Written task » Check each line of the material below for the string "title", then report how many lines have it, and nothing else.

#### Dataset records

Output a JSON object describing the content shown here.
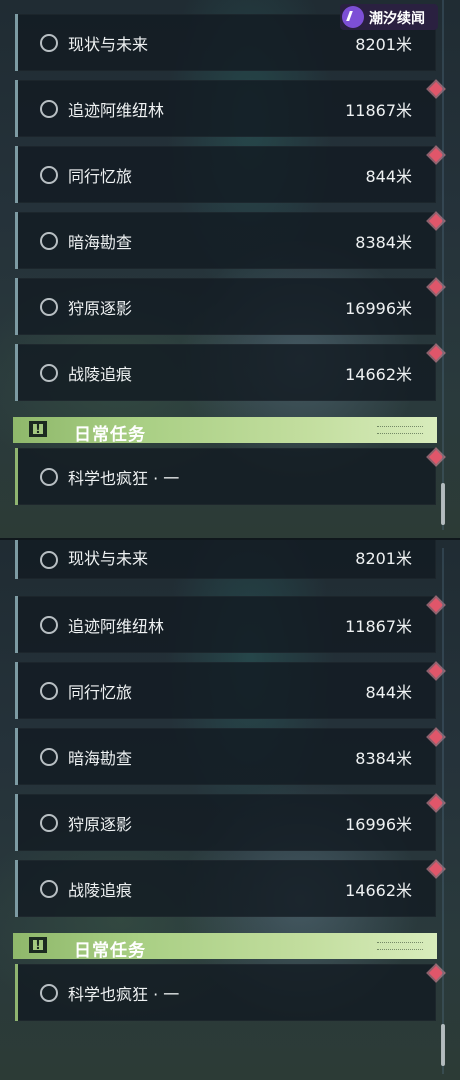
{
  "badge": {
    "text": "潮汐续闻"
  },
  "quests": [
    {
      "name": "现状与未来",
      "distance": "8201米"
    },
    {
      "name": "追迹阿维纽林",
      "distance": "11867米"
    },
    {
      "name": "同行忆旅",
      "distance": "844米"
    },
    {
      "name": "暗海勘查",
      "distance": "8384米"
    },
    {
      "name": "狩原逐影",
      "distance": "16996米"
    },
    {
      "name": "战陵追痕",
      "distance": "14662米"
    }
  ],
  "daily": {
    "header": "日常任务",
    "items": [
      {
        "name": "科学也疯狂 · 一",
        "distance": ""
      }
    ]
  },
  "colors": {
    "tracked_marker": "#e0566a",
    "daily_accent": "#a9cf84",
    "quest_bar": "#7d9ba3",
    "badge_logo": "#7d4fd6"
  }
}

########
#### Dataset records

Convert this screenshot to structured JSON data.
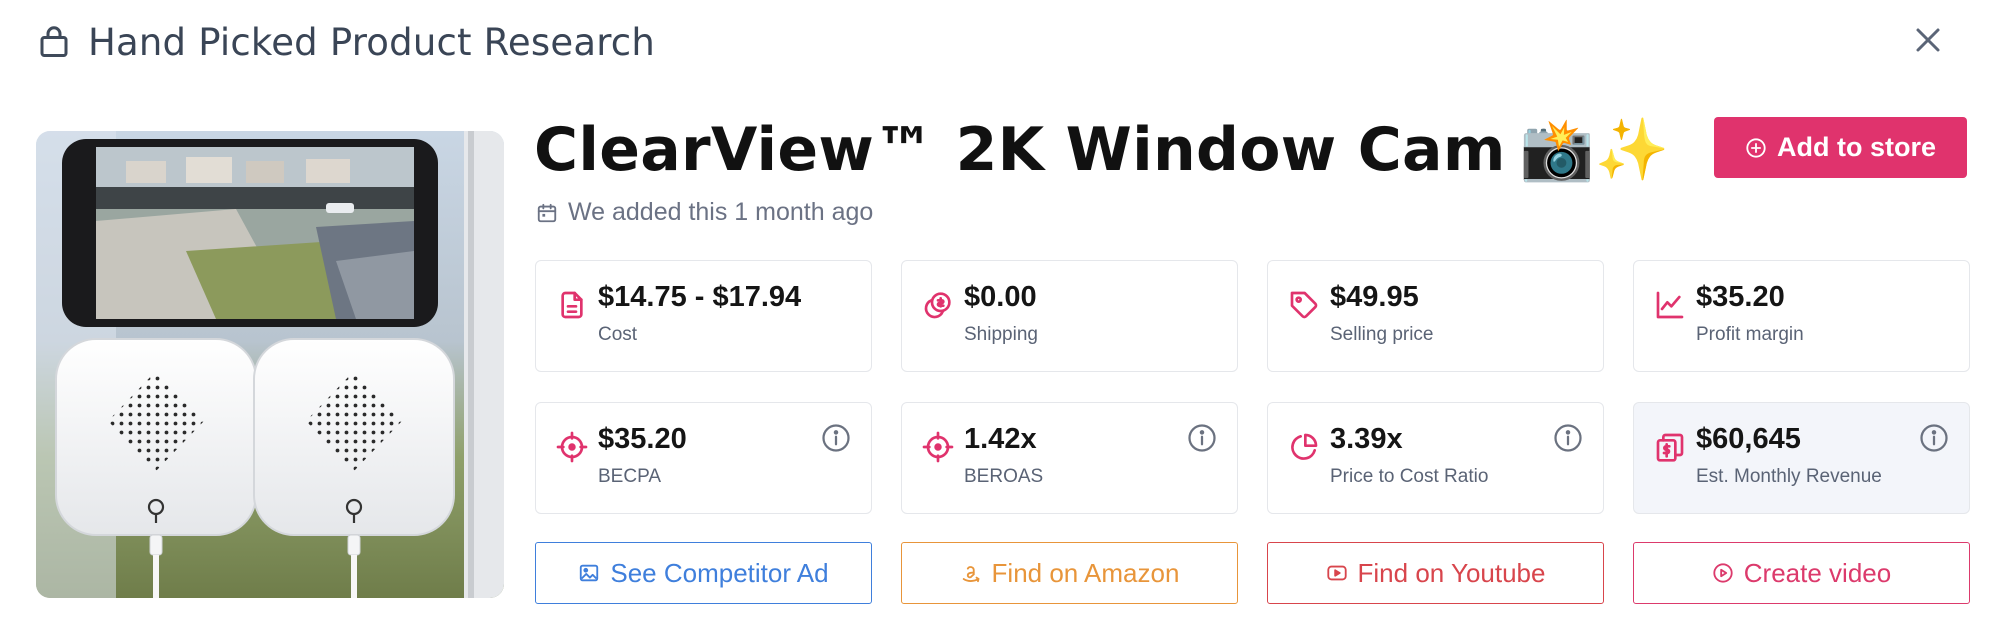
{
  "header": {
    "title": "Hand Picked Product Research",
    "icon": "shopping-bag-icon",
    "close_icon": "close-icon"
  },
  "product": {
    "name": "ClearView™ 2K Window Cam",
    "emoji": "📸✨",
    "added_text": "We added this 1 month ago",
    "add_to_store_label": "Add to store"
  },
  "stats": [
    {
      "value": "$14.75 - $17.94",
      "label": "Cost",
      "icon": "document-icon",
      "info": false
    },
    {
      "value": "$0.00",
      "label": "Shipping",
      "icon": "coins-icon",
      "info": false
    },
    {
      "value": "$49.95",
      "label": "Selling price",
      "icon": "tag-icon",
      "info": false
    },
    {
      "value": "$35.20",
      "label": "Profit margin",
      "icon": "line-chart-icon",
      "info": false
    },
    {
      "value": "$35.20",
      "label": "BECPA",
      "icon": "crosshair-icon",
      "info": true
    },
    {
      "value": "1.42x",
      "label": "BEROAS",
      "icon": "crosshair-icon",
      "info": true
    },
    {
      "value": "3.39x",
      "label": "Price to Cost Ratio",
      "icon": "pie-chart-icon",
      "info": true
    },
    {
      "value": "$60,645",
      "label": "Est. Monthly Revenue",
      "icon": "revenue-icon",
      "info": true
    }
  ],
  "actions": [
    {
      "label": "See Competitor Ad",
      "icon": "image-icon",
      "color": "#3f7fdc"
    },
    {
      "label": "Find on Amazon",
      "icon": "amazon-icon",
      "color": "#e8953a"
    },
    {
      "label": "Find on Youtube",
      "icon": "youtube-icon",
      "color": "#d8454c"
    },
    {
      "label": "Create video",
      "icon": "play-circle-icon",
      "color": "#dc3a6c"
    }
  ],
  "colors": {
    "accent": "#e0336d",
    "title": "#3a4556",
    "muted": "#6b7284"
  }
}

########

Output below » 2